→ **Task goal**
Copy each entry as it stands, leaving nothing out.

→ **Records for this exercise**
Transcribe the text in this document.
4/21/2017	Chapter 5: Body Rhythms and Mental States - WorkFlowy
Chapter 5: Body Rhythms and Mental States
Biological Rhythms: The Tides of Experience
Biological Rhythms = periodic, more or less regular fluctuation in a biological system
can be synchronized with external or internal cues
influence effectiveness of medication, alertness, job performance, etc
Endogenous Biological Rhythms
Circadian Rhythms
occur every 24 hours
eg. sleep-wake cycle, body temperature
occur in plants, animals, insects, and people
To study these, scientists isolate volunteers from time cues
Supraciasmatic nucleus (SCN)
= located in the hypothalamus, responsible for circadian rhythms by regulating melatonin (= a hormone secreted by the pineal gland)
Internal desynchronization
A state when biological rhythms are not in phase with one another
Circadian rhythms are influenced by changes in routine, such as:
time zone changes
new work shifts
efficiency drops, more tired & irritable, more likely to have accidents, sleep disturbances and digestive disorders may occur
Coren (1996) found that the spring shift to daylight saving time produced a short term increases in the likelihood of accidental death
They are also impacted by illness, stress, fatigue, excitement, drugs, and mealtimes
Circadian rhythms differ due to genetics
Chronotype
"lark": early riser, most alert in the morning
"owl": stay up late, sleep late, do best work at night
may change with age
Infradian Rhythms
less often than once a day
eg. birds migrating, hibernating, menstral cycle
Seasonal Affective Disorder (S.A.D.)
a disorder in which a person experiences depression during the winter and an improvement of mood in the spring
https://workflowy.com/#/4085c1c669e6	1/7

→ **Problem solution**
Transcribe the text in this document.
4/21/2017	Chapter 5: Body Rhythms and Mental States - WorkFlowy
Chapter 5: Body Rhythms and Mental States
Biological Rhythms: The Tides of Experience
Biological Rhythms = periodic, more or less regular fluctuation in a biological system
can be synchronized with external or internal cues
influence effectiveness of medication, alertness, job performance, etc
Endogenous Biological Rhythms
Circadian Rhythms
occur every 24 hours
eg. sleep-wake cycle, body temperature
occur in plants, animals, insects, and people
To study these, scientists isolate volunteers from time cues
Supraciasmatic nucleus (SCN)
= located in the hypothalamus, responsible for circadian rhythms by regulating melatonin (= a hormone secreted by the pineal gland)
Internal desynchronization
A state when biological rhythms are not in phase with one another
Circadian rhythms are influenced by changes in routine, such as:
time zone changes
new work shifts
efficiency drops, more tired & irritable, more likely to have accidents, sleep disturbances and digestive disorders may occur
Coren (1996) found that the spring shift to daylight saving time produced a short term increases in the likelihood of accidental death
They are also impacted by illness, stress, fatigue, excitement, drugs, and mealtimes
Circadian rhythms differ due to genetics
Chronotype
"lark": early riser, most alert in the morning
"owl": stay up late, sleep late, do best work at night
may change with age
Infradian Rhythms
less often than once a day
eg. birds migrating, hibernating, menstral cycle
Seasonal Affective Disorder (S.A.D.)
a disorder in which a person experiences depression during the winter and an improvement of mood in the spring
https://workflowy.com/#/4085c1c669e6	1/7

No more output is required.